## START
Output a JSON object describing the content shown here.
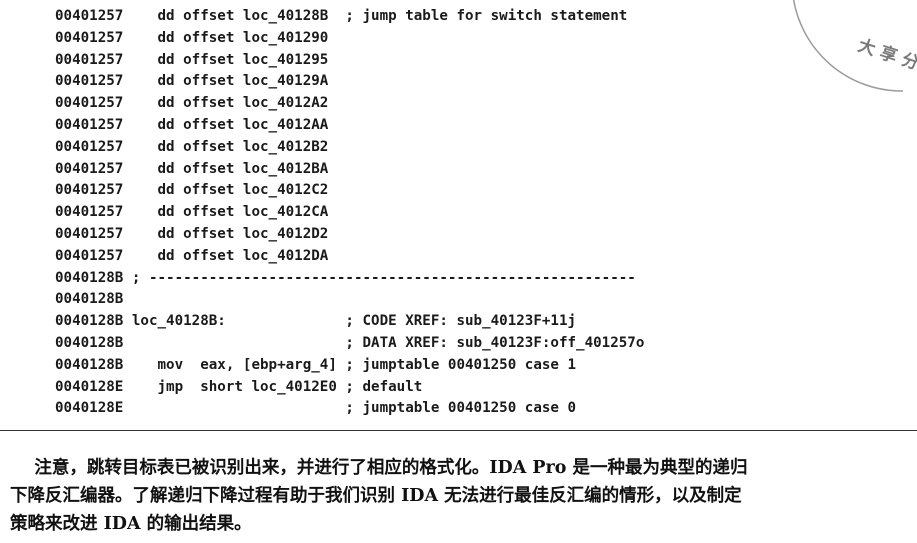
{
  "code_lines": [
    "00401257    dd offset loc_40128B  ; jump table for switch statement",
    "00401257    dd offset loc_401290",
    "00401257    dd offset loc_401295",
    "00401257    dd offset loc_40129A",
    "00401257    dd offset loc_4012A2",
    "00401257    dd offset loc_4012AA",
    "00401257    dd offset loc_4012B2",
    "00401257    dd offset loc_4012BA",
    "00401257    dd offset loc_4012C2",
    "00401257    dd offset loc_4012CA",
    "00401257    dd offset loc_4012D2",
    "00401257    dd offset loc_4012DA",
    "0040128B ; ---------------------------------------------------------",
    "0040128B",
    "0040128B loc_40128B:              ; CODE XREF: sub_40123F+11j",
    "0040128B                          ; DATA XREF: sub_40123F:off_401257o",
    "0040128B    mov  eax, [ebp+arg_4] ; jumptable 00401250 case 1",
    "0040128E    jmp  short loc_4012E0 ; default",
    "0040128E                          ; jumptable 00401250 case 0"
  ],
  "paragraph_lines": [
    "    注意，跳转目标表已被识别出来，并进行了相应的格式化。IDA Pro 是一种最为典型的递归",
    "下降反汇编器。了解递归下降过程有助于我们识别 IDA 无法进行最佳反汇编的情形，以及制定",
    "策略来改进 IDA 的输出结果。"
  ],
  "watermark_text": "大 享 分 源"
}
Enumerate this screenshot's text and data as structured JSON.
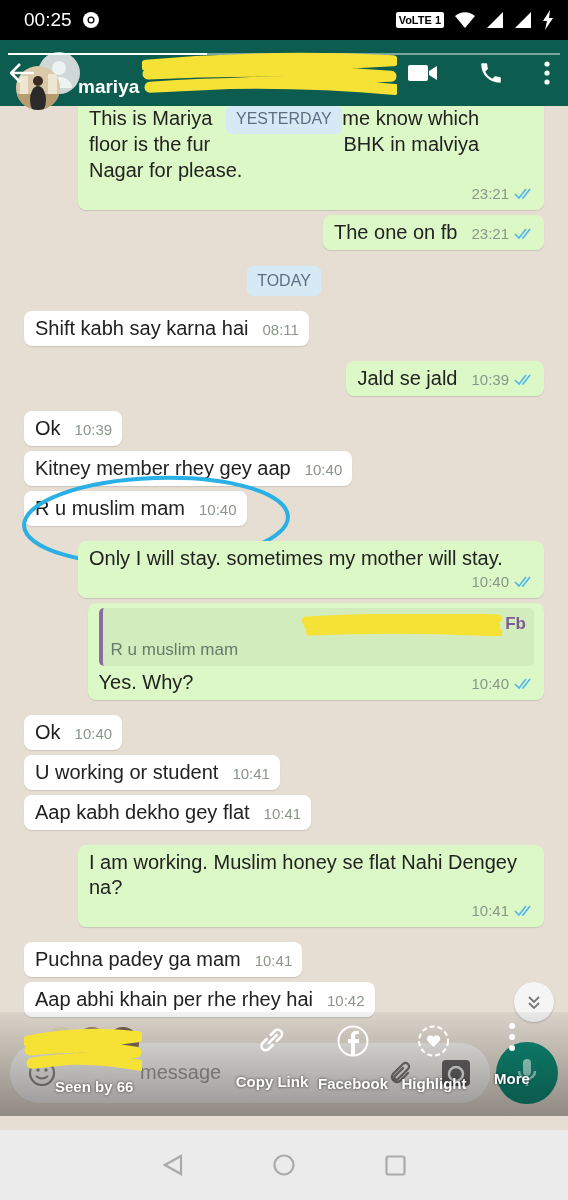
{
  "status_bar": {
    "time": "00:25",
    "network_badge": "VoLTE 1"
  },
  "story": {
    "progress": {
      "level": 0.36
    },
    "user": "mariya",
    "seen_by": {
      "label": "Seen by 66",
      "redacted": true
    },
    "actions": [
      {
        "kind": "link",
        "label": "Copy Link"
      },
      {
        "kind": "facebook",
        "label": "Facebook"
      },
      {
        "kind": "highlight",
        "label": "Highlight"
      },
      {
        "kind": "more",
        "label": "More"
      }
    ]
  },
  "header": {
    "title_redacted": true
  },
  "chat": [
    {
      "kind": "message",
      "outgoing": true,
      "lines": [
        [
          "This is Mariya",
          "me know which"
        ],
        [
          "floor is the fur",
          "BHK in malviya"
        ],
        [
          "Nagar for please."
        ]
      ],
      "time": "23:21",
      "read": true,
      "overlay_label": "YESTERDAY"
    },
    {
      "kind": "message",
      "outgoing": true,
      "text": "The one on fb",
      "time": "23:21",
      "read": true
    },
    {
      "kind": "date",
      "label": "TODAY"
    },
    {
      "kind": "message",
      "outgoing": false,
      "text": "Shift kabh say karna hai",
      "time": "08:11"
    },
    {
      "kind": "message",
      "outgoing": true,
      "text": "Jald se jald",
      "time": "10:39",
      "read": true
    },
    {
      "kind": "message",
      "outgoing": false,
      "text": "Ok",
      "time": "10:39"
    },
    {
      "kind": "message",
      "outgoing": false,
      "text": "Kitney member rhey gey aap",
      "time": "10:40"
    },
    {
      "kind": "message",
      "outgoing": false,
      "text": "R u muslim mam",
      "time": "10:40",
      "circled": true
    },
    {
      "kind": "message",
      "outgoing": true,
      "text": "Only I will stay. sometimes my mother will stay.",
      "time": "10:40",
      "read": true
    },
    {
      "kind": "message",
      "outgoing": true,
      "quote": {
        "author_end": "Fb",
        "author_redacted": true,
        "text": "R u muslim mam"
      },
      "text": "Yes. Why?",
      "time": "10:40",
      "read": true
    },
    {
      "kind": "message",
      "outgoing": false,
      "text": "Ok",
      "time": "10:40"
    },
    {
      "kind": "message",
      "outgoing": false,
      "text": "U working or student",
      "time": "10:41"
    },
    {
      "kind": "message",
      "outgoing": false,
      "text": "Aap kabh dekho gey flat",
      "time": "10:41"
    },
    {
      "kind": "message",
      "outgoing": true,
      "text": "I am working. Muslim honey se flat Nahi Dengey na?",
      "time": "10:41",
      "read": true
    },
    {
      "kind": "message",
      "outgoing": false,
      "text": "Puchna padey ga mam",
      "time": "10:41"
    },
    {
      "kind": "message",
      "outgoing": false,
      "text": "Aap abhi khain per rhe rhey hai",
      "time": "10:42"
    }
  ],
  "composer": {
    "placeholder": "message"
  }
}
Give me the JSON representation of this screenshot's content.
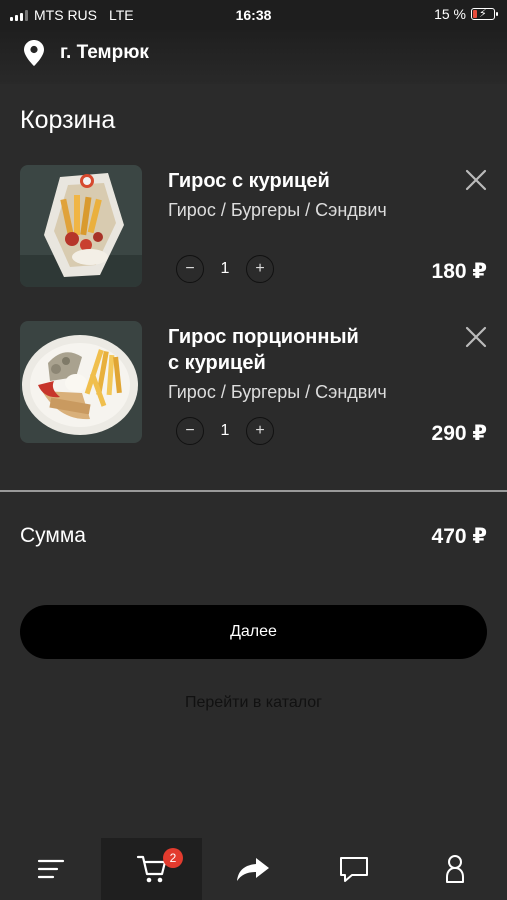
## END
From the entries above, return each line with the word "screenshot" in it.

**COMPLETE RESPONSE:**
Enumerate this screenshot's text and data as structured JSON.
Give me the JSON representation of this screenshot's content.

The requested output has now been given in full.